▶ **TÂCHES À RÉALISER**
1: Dans le passage sur l'art pariétal, quel animal a été tracé en premier dans la succession des tracés ?
2: Reprenez le passage sur l'art pariétal et prolongez-le à la suite de sa dernière phrase.

--- PASSAGE FOURNI ---

Mais probablement, comme notre regard aujourd'hui peut le percevoir, eux aussi ont peut être joué là-dessus
et se sont servis du ventre du bison pour effectuer les deux figures.
Alors là, cette frise de bisons,
on a réussi à voir sa composition, sa chronologie. Elle part de la gauche avec
des bisons juste esquissés, pas forcément complets, mais vous voyez qu'il y a
quand même une sorte de rythmique avec un espacement qui est toujours le même et
puis des superpositions, donc, des sortes de registres. Un registre supérieur
avec ces trois bisons, un autre constitué du dos d'un bison, qui fait le lien
avec un bison au registre inférieur et le dernier qui vient recouvrir tous les
autres et qui est d'un tracé un petit peu différent, comme si on avait utilisé
le plat d'un outil en os ou en silex plutôt que la pointe.
Et puis, évidemment la qualité du
support comme l'avait fait remarquer Norbert Aujoulat et la fraîcheur de ces
traits nous permettent aussi tout un développement sur la technologie, sur la
façon dont ces animaux ont été faits. Et même, comme on a un bord abrupt d'un
côté et un bord plus doux de l'autre, on peut imaginer la position de la main,
et puis l'ouverture, le plus souvent à droite, probablement un droitier avec un
éclairage à gauche, ce qui va lui permettre donc de voir exactement cette figure
comme on l'a éclairée ici.
Et puis, exceptionnel aussi dans
l'art pariétal, on a ce qu'on appelle un relief à l'égyptienne. C'est-à-dire
qu'on va avoir la surface ici, la surface qui est sur le même niveau, ensuite un
creusement très abrupt à gauche et puis un modelé de l'arrière train de la
cuisse de cet animal en arrondi, exactement comme les reliefs égyptiens que vous
avez dans les mastabas de l'Égypte antique. Ici, on peut procéder à la lecture
très facile de la succession des tracés. Donc, le mammouth tracé en premier puis
le bison qui vient le recouper. Cette lecture chronologique est très
intéressante, notamment, comme l'a fait remarquer Norbert Aujoulat, pour ajouter
au faisceau de présomptions concernant la datation, puisque vous savez que l'art
pariétal est très difficilement datable, les gravures ne sont pas datables
directement.

--- INFORMATIONS FOURNIES ---

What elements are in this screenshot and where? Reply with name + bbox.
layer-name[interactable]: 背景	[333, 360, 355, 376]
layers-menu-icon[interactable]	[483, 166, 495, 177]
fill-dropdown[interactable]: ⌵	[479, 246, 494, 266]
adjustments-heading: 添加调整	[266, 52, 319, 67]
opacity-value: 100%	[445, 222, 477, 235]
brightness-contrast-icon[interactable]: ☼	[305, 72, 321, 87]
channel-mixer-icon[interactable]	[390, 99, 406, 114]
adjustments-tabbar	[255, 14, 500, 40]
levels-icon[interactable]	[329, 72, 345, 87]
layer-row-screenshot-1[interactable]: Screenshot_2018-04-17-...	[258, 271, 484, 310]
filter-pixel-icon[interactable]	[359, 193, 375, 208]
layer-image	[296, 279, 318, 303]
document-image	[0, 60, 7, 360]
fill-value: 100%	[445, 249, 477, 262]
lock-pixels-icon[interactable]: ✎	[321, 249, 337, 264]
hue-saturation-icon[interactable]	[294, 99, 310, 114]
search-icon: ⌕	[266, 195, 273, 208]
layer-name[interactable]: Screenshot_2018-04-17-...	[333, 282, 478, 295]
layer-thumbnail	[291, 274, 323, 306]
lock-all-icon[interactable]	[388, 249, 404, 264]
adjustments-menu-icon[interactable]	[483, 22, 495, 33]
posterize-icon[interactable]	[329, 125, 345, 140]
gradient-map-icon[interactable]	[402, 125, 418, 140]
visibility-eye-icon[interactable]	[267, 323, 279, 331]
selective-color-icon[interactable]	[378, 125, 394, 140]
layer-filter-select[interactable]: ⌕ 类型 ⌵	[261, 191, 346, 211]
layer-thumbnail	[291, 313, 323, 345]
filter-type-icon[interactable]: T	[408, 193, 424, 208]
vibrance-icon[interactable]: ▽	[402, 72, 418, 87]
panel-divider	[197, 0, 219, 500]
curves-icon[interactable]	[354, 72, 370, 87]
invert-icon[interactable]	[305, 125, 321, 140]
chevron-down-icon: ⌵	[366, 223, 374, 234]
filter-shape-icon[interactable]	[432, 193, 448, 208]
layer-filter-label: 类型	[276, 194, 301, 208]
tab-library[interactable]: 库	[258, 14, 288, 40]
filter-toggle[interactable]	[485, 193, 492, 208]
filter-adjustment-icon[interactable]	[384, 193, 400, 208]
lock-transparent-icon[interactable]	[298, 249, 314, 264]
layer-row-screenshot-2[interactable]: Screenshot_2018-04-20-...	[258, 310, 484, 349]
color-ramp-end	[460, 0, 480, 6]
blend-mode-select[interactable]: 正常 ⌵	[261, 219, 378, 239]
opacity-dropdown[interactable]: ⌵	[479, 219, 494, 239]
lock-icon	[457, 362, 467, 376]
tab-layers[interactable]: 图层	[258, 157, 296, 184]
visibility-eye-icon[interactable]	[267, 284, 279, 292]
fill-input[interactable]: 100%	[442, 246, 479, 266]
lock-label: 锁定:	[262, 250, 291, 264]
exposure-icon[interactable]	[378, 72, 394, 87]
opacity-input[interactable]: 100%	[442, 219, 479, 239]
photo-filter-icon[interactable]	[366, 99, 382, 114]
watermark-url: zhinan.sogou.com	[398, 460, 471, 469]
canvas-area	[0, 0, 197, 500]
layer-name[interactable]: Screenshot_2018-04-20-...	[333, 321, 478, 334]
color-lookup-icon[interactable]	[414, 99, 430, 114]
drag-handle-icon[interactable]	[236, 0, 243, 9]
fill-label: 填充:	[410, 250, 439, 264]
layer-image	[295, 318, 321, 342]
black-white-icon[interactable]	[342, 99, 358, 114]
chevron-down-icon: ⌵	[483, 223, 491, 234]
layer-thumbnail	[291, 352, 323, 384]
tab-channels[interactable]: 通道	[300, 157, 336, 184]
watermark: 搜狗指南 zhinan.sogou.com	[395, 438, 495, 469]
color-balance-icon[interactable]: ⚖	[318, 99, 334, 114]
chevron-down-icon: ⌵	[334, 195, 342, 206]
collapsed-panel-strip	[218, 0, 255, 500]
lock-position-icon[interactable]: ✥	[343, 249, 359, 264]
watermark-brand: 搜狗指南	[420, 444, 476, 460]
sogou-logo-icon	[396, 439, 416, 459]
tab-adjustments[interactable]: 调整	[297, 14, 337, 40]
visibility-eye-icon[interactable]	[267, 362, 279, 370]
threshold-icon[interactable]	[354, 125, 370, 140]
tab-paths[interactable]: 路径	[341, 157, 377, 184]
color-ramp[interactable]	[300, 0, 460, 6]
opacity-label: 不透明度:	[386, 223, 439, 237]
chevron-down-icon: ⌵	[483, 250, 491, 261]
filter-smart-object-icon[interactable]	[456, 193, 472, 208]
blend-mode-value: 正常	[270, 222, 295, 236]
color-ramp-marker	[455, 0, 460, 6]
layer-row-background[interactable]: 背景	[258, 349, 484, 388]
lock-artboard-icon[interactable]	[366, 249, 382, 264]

---

▶ **CORRIGÉ DES EXERCICES**
1: Le mammouth, que le bison vient ensuite recouper.

2:
Cette chronologie relative permet
de comprendre les compositions et ouvrir, comme l’a fait Norbert Aujoulat, sur des
comparaisons intersites. Ces comparaisons comme celles qu’il a établies avec
Pech-Merle viennent renforcer la première présomption d’appartenance au
Gravettien issue des seuls parallèles stylistiques. Le choix des thèmes et les
savoir-faire techniques sont également convoqués pour parfaire les attributions
chronologiques. Je renverrai pour cela à ce que Norbert Aujoulat a présenté au
sujet de Pech-Merle. »
L'INDUSTRIE LITHIQUE RETROUVÉE À
CUSSAC
Intervention de Jacques Jaubert, professeur en Préhistoire à l'Université Bordeaux
1, directeur du laboratoire PACEA et responsable de l'étude scientifique
pluridisciplinaire de la grotte ornée et sépulcrale de Cussac
« Concernant l'industrie lithique, dans cette
cavité, parmi les vestiges au sol, il a été retrouvé dans un premier temps un
petit peu d'industrie lithique et de matière dure animale [travaillée].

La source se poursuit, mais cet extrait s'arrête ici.